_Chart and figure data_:
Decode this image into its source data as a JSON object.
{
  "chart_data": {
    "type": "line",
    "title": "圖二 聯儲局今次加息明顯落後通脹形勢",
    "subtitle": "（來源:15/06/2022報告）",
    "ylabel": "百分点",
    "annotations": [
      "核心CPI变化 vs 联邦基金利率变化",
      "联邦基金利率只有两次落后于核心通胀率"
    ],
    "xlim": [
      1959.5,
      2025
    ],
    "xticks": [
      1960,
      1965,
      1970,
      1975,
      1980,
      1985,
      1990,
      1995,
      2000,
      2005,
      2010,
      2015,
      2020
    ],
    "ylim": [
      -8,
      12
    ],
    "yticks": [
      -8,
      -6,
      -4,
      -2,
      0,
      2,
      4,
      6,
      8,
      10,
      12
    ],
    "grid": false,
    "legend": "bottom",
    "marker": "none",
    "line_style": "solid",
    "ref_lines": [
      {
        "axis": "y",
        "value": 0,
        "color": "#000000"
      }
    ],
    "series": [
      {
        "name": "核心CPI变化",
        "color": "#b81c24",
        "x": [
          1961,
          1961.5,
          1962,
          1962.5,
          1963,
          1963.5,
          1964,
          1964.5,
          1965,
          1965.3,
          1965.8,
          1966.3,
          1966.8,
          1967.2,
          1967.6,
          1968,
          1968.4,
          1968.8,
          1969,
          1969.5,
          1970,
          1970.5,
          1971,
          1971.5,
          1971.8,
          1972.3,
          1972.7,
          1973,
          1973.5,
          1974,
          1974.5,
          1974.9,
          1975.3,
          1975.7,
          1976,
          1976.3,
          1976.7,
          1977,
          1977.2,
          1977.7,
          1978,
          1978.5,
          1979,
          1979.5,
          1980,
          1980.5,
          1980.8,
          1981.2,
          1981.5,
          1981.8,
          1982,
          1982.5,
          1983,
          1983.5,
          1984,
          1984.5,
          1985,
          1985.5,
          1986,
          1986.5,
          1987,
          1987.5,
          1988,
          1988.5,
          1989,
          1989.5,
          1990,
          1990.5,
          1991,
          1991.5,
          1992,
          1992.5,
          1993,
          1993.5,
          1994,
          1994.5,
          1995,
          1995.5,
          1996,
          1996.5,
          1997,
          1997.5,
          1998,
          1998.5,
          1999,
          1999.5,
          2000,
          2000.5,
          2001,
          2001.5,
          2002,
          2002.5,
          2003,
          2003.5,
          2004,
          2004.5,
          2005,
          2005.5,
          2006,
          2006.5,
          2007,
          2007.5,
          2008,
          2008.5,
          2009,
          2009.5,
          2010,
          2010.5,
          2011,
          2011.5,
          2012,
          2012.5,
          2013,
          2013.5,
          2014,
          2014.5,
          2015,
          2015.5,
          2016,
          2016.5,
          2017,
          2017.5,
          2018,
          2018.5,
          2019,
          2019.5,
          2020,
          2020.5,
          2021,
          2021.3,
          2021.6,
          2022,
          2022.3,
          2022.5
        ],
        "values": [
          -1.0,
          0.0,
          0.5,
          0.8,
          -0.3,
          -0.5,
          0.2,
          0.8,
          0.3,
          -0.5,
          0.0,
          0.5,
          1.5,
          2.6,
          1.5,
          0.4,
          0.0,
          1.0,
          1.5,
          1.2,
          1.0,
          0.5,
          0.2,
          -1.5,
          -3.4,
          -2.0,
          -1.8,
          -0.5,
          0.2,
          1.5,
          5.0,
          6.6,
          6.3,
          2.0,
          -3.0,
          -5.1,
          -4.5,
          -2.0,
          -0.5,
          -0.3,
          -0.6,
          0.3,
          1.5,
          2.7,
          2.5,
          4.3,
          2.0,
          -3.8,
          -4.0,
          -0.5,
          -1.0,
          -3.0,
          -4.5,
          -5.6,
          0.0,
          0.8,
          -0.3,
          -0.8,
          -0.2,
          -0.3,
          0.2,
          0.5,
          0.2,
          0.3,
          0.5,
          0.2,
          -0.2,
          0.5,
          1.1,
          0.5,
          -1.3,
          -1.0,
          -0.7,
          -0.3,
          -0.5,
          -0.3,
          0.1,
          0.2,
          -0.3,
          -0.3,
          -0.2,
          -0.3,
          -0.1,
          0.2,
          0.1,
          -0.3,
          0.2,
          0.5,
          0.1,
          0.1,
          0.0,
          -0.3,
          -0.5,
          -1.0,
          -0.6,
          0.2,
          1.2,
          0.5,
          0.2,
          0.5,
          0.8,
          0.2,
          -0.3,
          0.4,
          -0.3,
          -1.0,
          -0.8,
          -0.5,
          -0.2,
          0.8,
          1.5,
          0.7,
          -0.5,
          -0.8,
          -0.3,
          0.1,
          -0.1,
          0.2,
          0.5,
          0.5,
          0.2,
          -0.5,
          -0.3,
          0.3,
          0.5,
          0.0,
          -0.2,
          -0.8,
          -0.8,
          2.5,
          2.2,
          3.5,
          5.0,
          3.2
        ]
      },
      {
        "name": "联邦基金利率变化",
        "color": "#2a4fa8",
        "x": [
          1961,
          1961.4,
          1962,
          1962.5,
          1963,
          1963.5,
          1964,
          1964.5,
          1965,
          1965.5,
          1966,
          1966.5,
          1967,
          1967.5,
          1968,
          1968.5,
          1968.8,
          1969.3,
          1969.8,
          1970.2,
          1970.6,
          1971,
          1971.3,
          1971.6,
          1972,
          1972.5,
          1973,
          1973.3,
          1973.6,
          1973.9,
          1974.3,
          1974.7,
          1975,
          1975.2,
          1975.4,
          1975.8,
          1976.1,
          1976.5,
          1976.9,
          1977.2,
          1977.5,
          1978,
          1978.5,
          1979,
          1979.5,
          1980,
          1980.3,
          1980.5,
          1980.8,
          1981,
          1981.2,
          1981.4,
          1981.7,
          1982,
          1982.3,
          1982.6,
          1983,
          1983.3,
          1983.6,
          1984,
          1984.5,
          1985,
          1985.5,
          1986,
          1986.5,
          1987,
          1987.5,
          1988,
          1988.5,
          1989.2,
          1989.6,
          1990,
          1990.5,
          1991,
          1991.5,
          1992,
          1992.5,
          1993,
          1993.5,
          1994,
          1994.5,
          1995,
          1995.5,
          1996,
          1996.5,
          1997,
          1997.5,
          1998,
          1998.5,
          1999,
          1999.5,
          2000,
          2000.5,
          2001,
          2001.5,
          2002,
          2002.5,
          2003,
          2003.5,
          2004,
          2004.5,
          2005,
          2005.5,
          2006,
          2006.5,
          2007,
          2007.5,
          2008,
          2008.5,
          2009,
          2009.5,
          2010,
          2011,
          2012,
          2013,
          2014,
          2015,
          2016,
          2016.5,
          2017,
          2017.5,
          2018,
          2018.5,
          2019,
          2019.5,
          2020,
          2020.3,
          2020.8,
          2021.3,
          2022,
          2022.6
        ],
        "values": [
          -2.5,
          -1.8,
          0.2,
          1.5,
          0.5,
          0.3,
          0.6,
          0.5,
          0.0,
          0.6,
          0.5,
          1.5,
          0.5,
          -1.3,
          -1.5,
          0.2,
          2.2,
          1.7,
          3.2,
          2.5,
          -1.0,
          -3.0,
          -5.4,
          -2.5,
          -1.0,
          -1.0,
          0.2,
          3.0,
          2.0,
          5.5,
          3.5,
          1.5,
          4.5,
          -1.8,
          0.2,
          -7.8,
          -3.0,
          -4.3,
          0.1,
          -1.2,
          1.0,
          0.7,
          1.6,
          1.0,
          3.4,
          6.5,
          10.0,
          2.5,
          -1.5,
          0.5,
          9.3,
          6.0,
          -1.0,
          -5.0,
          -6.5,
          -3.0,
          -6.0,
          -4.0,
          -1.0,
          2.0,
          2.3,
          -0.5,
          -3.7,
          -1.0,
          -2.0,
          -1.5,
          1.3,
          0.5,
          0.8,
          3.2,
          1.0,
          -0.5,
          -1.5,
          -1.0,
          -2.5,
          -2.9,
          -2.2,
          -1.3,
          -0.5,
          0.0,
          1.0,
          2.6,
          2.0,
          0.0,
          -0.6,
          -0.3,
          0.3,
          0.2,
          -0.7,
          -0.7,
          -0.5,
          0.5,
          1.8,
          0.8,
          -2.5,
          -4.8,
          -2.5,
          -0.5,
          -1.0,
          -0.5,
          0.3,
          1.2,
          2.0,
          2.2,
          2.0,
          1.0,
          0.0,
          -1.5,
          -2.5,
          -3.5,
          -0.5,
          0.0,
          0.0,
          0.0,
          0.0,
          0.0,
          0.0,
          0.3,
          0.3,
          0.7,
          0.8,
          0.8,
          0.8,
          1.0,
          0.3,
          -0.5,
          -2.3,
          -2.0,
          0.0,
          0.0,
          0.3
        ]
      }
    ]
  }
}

_What is required_: Locate all lines that include the word "color" and copy them out.

_Exercise result_:
        "color": "#000000"
        "color": "#b81c24",
        "color": "#2a4fa8",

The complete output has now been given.